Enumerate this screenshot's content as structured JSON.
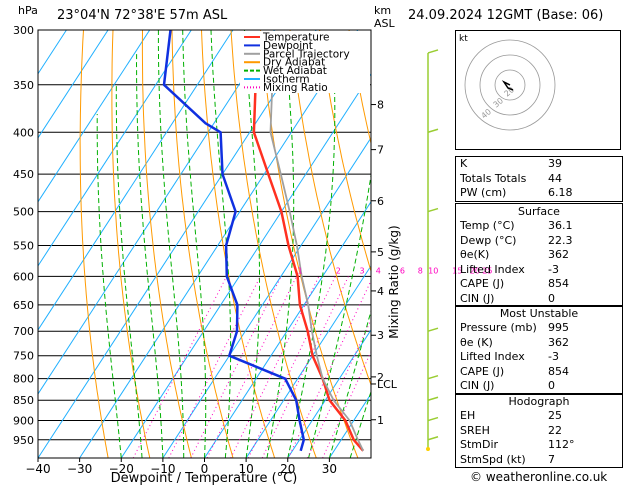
{
  "header": {
    "hpa_label": "hPa",
    "station": "23°04'N 72°38'E 57m ASL",
    "km_label": "km",
    "asl_label": "ASL",
    "datetime": "24.09.2024 12GMT (Base: 06)",
    "copyright": "© weatheronline.co.uk"
  },
  "colors": {
    "temperature": "#ff3020",
    "dewpoint": "#1030e0",
    "parcel": "#a0a0a0",
    "dry_adiabat": "#ff9a00",
    "wet_adiabat": "#00b000",
    "isotherm": "#20b0ff",
    "mixing_ratio": "#ff00c0"
  },
  "chart_data": {
    "type": "line",
    "title": "",
    "xlabel": "Dewpoint / Temperature (°C)",
    "ylabel": "Mixing Ratio (g/kg)",
    "x_ticks": [
      -40,
      -30,
      -20,
      -10,
      0,
      10,
      20,
      30
    ],
    "xlim": [
      -40,
      40
    ],
    "pressure_levels": [
      300,
      350,
      400,
      450,
      500,
      550,
      600,
      650,
      700,
      750,
      800,
      850,
      900,
      950
    ],
    "km_ticks": [
      {
        "label": "8",
        "p": 370
      },
      {
        "label": "7",
        "p": 420
      },
      {
        "label": "6",
        "p": 485
      },
      {
        "label": "5",
        "p": 560
      },
      {
        "label": "4",
        "p": 625
      },
      {
        "label": "3",
        "p": 708
      },
      {
        "label": "2",
        "p": 796
      },
      {
        "label": "LCL",
        "p": 812
      },
      {
        "label": "1",
        "p": 898
      }
    ],
    "mixing_ratio_labels": [
      {
        "label": "1",
        "t": -5.4
      },
      {
        "label": "2",
        "t": 3.8
      },
      {
        "label": "3",
        "t": 9.5
      },
      {
        "label": "4",
        "t": 13.4
      },
      {
        "label": "6",
        "t": 19.2
      },
      {
        "label": "8",
        "t": 23.5
      },
      {
        "label": "10",
        "t": 26.6
      },
      {
        "label": "15",
        "t": 32.4
      },
      {
        "label": "20",
        "t": 36.6
      },
      {
        "label": "25",
        "t": 39.6
      }
    ],
    "legend": [
      "Temperature",
      "Dewpoint",
      "Parcel Trajectory",
      "Dry Adiabat",
      "Wet Adiabat",
      "Isotherm",
      "Mixing Ratio"
    ],
    "legend_placement": "top-right",
    "series": [
      {
        "name": "Temperature",
        "points": [
          [
            -46,
            350
          ],
          [
            -39,
            400
          ],
          [
            -29,
            450
          ],
          [
            -20,
            500
          ],
          [
            -13,
            550
          ],
          [
            -6,
            600
          ],
          [
            -1,
            650
          ],
          [
            5,
            700
          ],
          [
            10,
            750
          ],
          [
            16,
            800
          ],
          [
            21,
            850
          ],
          [
            28,
            900
          ],
          [
            33,
            950
          ],
          [
            37,
            980
          ]
        ]
      },
      {
        "name": "Dewpoint",
        "points": [
          [
            -75,
            300
          ],
          [
            -68,
            350
          ],
          [
            -52,
            390
          ],
          [
            -47,
            400
          ],
          [
            -40,
            450
          ],
          [
            -31,
            500
          ],
          [
            -28,
            550
          ],
          [
            -23,
            600
          ],
          [
            -16,
            650
          ],
          [
            -12,
            700
          ],
          [
            -10,
            750
          ],
          [
            7,
            800
          ],
          [
            13,
            850
          ],
          [
            17,
            900
          ],
          [
            21,
            950
          ],
          [
            22,
            980
          ]
        ]
      },
      {
        "name": "Parcel Trajectory",
        "points": [
          [
            -42,
            350
          ],
          [
            -35,
            400
          ],
          [
            -26,
            450
          ],
          [
            -18,
            500
          ],
          [
            -11,
            550
          ],
          [
            -5,
            600
          ],
          [
            1,
            650
          ],
          [
            6,
            700
          ],
          [
            11,
            750
          ],
          [
            16,
            800
          ],
          [
            22,
            850
          ],
          [
            29,
            900
          ],
          [
            34,
            950
          ],
          [
            37,
            980
          ]
        ]
      }
    ]
  },
  "stats": {
    "rows": [
      {
        "k": "K",
        "v": "39"
      },
      {
        "k": "Totals Totals",
        "v": "44"
      },
      {
        "k": "PW (cm)",
        "v": "6.18"
      }
    ],
    "surface": {
      "title": "Surface",
      "rows": [
        {
          "k": "Temp (°C)",
          "v": "36.1"
        },
        {
          "k": "Dewp (°C)",
          "v": "22.3"
        },
        {
          "k": "θe(K)",
          "v": "362"
        },
        {
          "k": "Lifted Index",
          "v": "-3"
        },
        {
          "k": "CAPE (J)",
          "v": "854"
        },
        {
          "k": "CIN (J)",
          "v": "0"
        }
      ]
    },
    "most_unstable": {
      "title": "Most Unstable",
      "rows": [
        {
          "k": "Pressure (mb)",
          "v": "995"
        },
        {
          "k": "θe (K)",
          "v": "362"
        },
        {
          "k": "Lifted Index",
          "v": "-3"
        },
        {
          "k": "CAPE (J)",
          "v": "854"
        },
        {
          "k": "CIN (J)",
          "v": "0"
        }
      ]
    },
    "hodograph": {
      "title": "Hodograph",
      "rows": [
        {
          "k": "EH",
          "v": "25"
        },
        {
          "k": "SREH",
          "v": "22"
        },
        {
          "k": "StmDir",
          "v": "112°"
        },
        {
          "k": "StmSpd (kt)",
          "v": "7"
        }
      ]
    }
  },
  "hodo": {
    "label": "kt",
    "rings": [
      "40",
      "30",
      "20"
    ]
  }
}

########

Please transcribe the material above exactly as written. Leave the pictures out.

Enumerate this screenshot's content as structured JSON.
{
  "header": {
    "hpa_label": "hPa",
    "station": "23°04'N 72°38'E 57m ASL",
    "km_label": "km",
    "asl_label": "ASL",
    "datetime": "24.09.2024 12GMT (Base: 06)",
    "copyright": "© weatheronline.co.uk"
  },
  "colors": {
    "temperature": "#ff3020",
    "dewpoint": "#1030e0",
    "parcel": "#a0a0a0",
    "dry_adiabat": "#ff9a00",
    "wet_adiabat": "#00b000",
    "isotherm": "#20b0ff",
    "mixing_ratio": "#ff00c0"
  },
  "chart_data": {
    "type": "line",
    "title": "",
    "xlabel": "Dewpoint / Temperature (°C)",
    "ylabel": "Mixing Ratio (g/kg)",
    "x_ticks": [
      -40,
      -30,
      -20,
      -10,
      0,
      10,
      20,
      30
    ],
    "xlim": [
      -40,
      40
    ],
    "pressure_levels": [
      300,
      350,
      400,
      450,
      500,
      550,
      600,
      650,
      700,
      750,
      800,
      850,
      900,
      950
    ],
    "km_ticks": [
      {
        "label": "8",
        "p": 370
      },
      {
        "label": "7",
        "p": 420
      },
      {
        "label": "6",
        "p": 485
      },
      {
        "label": "5",
        "p": 560
      },
      {
        "label": "4",
        "p": 625
      },
      {
        "label": "3",
        "p": 708
      },
      {
        "label": "2",
        "p": 796
      },
      {
        "label": "LCL",
        "p": 812
      },
      {
        "label": "1",
        "p": 898
      }
    ],
    "mixing_ratio_labels": [
      {
        "label": "1",
        "t": -5.4
      },
      {
        "label": "2",
        "t": 3.8
      },
      {
        "label": "3",
        "t": 9.5
      },
      {
        "label": "4",
        "t": 13.4
      },
      {
        "label": "6",
        "t": 19.2
      },
      {
        "label": "8",
        "t": 23.5
      },
      {
        "label": "10",
        "t": 26.6
      },
      {
        "label": "15",
        "t": 32.4
      },
      {
        "label": "20",
        "t": 36.6
      },
      {
        "label": "25",
        "t": 39.6
      }
    ],
    "legend": [
      "Temperature",
      "Dewpoint",
      "Parcel Trajectory",
      "Dry Adiabat",
      "Wet Adiabat",
      "Isotherm",
      "Mixing Ratio"
    ],
    "legend_placement": "top-right",
    "series": [
      {
        "name": "Temperature",
        "points": [
          [
            -46,
            350
          ],
          [
            -39,
            400
          ],
          [
            -29,
            450
          ],
          [
            -20,
            500
          ],
          [
            -13,
            550
          ],
          [
            -6,
            600
          ],
          [
            -1,
            650
          ],
          [
            5,
            700
          ],
          [
            10,
            750
          ],
          [
            16,
            800
          ],
          [
            21,
            850
          ],
          [
            28,
            900
          ],
          [
            33,
            950
          ],
          [
            37,
            980
          ]
        ]
      },
      {
        "name": "Dewpoint",
        "points": [
          [
            -75,
            300
          ],
          [
            -68,
            350
          ],
          [
            -52,
            390
          ],
          [
            -47,
            400
          ],
          [
            -40,
            450
          ],
          [
            -31,
            500
          ],
          [
            -28,
            550
          ],
          [
            -23,
            600
          ],
          [
            -16,
            650
          ],
          [
            -12,
            700
          ],
          [
            -10,
            750
          ],
          [
            7,
            800
          ],
          [
            13,
            850
          ],
          [
            17,
            900
          ],
          [
            21,
            950
          ],
          [
            22,
            980
          ]
        ]
      },
      {
        "name": "Parcel Trajectory",
        "points": [
          [
            -42,
            350
          ],
          [
            -35,
            400
          ],
          [
            -26,
            450
          ],
          [
            -18,
            500
          ],
          [
            -11,
            550
          ],
          [
            -5,
            600
          ],
          [
            1,
            650
          ],
          [
            6,
            700
          ],
          [
            11,
            750
          ],
          [
            16,
            800
          ],
          [
            22,
            850
          ],
          [
            29,
            900
          ],
          [
            34,
            950
          ],
          [
            37,
            980
          ]
        ]
      }
    ]
  },
  "stats": {
    "rows": [
      {
        "k": "K",
        "v": "39"
      },
      {
        "k": "Totals Totals",
        "v": "44"
      },
      {
        "k": "PW (cm)",
        "v": "6.18"
      }
    ],
    "surface": {
      "title": "Surface",
      "rows": [
        {
          "k": "Temp (°C)",
          "v": "36.1"
        },
        {
          "k": "Dewp (°C)",
          "v": "22.3"
        },
        {
          "k": "θe(K)",
          "v": "362"
        },
        {
          "k": "Lifted Index",
          "v": "-3"
        },
        {
          "k": "CAPE (J)",
          "v": "854"
        },
        {
          "k": "CIN (J)",
          "v": "0"
        }
      ]
    },
    "most_unstable": {
      "title": "Most Unstable",
      "rows": [
        {
          "k": "Pressure (mb)",
          "v": "995"
        },
        {
          "k": "θe (K)",
          "v": "362"
        },
        {
          "k": "Lifted Index",
          "v": "-3"
        },
        {
          "k": "CAPE (J)",
          "v": "854"
        },
        {
          "k": "CIN (J)",
          "v": "0"
        }
      ]
    },
    "hodograph": {
      "title": "Hodograph",
      "rows": [
        {
          "k": "EH",
          "v": "25"
        },
        {
          "k": "SREH",
          "v": "22"
        },
        {
          "k": "StmDir",
          "v": "112°"
        },
        {
          "k": "StmSpd (kt)",
          "v": "7"
        }
      ]
    }
  },
  "hodo": {
    "label": "kt",
    "rings": [
      "40",
      "30",
      "20"
    ]
  }
}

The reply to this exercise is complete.